Stored entries:
--

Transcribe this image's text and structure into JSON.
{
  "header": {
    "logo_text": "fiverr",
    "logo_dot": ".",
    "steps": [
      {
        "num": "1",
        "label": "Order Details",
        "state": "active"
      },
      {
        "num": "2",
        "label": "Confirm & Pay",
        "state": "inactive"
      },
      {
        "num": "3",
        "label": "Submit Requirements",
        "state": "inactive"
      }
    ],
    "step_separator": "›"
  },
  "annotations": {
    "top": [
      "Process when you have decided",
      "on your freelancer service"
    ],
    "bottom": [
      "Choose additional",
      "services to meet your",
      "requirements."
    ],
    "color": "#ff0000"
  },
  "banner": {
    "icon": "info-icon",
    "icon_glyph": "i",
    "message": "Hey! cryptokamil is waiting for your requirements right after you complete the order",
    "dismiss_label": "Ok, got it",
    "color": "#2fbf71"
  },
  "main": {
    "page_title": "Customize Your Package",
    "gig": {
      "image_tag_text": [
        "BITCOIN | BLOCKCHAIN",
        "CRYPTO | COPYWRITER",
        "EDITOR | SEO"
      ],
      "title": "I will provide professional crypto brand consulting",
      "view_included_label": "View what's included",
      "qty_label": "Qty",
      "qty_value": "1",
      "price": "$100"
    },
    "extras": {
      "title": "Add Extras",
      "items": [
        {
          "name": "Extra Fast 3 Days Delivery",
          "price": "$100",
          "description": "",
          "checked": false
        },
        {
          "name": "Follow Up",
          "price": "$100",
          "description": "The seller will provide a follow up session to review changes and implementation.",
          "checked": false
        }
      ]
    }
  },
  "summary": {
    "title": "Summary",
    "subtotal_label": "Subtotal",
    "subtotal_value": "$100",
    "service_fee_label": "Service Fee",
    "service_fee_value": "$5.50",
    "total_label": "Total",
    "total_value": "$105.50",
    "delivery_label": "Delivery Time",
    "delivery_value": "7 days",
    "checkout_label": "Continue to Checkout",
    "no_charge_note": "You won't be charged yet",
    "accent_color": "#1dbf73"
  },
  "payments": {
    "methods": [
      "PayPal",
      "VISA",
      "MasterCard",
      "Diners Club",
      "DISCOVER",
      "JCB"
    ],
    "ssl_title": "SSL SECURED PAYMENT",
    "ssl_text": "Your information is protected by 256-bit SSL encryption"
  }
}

--

-- The problem --
Set down the material above again, word for word.

-- Task result --
Transcribe this image's text and structure into JSON.
{
  "header": {
    "logo_text": "fiverr",
    "logo_dot": ".",
    "steps": [
      {
        "num": "1",
        "label": "Order Details",
        "state": "active"
      },
      {
        "num": "2",
        "label": "Confirm & Pay",
        "state": "inactive"
      },
      {
        "num": "3",
        "label": "Submit Requirements",
        "state": "inactive"
      }
    ],
    "step_separator": "›"
  },
  "annotations": {
    "top": [
      "Process when you have decided",
      "on your freelancer service"
    ],
    "bottom": [
      "Choose additional",
      "services to meet your",
      "requirements."
    ],
    "color": "#ff0000"
  },
  "banner": {
    "icon": "info-icon",
    "icon_glyph": "i",
    "message": "Hey! cryptokamil is waiting for your requirements right after you complete the order",
    "dismiss_label": "Ok, got it",
    "color": "#2fbf71"
  },
  "main": {
    "page_title": "Customize Your Package",
    "gig": {
      "image_tag_text": [
        "BITCOIN | BLOCKCHAIN",
        "CRYPTO | COPYWRITER",
        "EDITOR | SEO"
      ],
      "title": "I will provide professional crypto brand consulting",
      "view_included_label": "View what's included",
      "qty_label": "Qty",
      "qty_value": "1",
      "price": "$100"
    },
    "extras": {
      "title": "Add Extras",
      "items": [
        {
          "name": "Extra Fast 3 Days Delivery",
          "price": "$100",
          "description": "",
          "checked": false
        },
        {
          "name": "Follow Up",
          "price": "$100",
          "description": "The seller will provide a follow up session to review changes and implementation.",
          "checked": false
        }
      ]
    }
  },
  "summary": {
    "title": "Summary",
    "subtotal_label": "Subtotal",
    "subtotal_value": "$100",
    "service_fee_label": "Service Fee",
    "service_fee_value": "$5.50",
    "total_label": "Total",
    "total_value": "$105.50",
    "delivery_label": "Delivery Time",
    "delivery_value": "7 days",
    "checkout_label": "Continue to Checkout",
    "no_charge_note": "You won't be charged yet",
    "accent_color": "#1dbf73"
  },
  "payments": {
    "methods": [
      "PayPal",
      "VISA",
      "MasterCard",
      "Diners Club",
      "DISCOVER",
      "JCB"
    ],
    "ssl_title": "SSL SECURED PAYMENT",
    "ssl_text": "Your information is protected by 256-bit SSL encryption"
  }
}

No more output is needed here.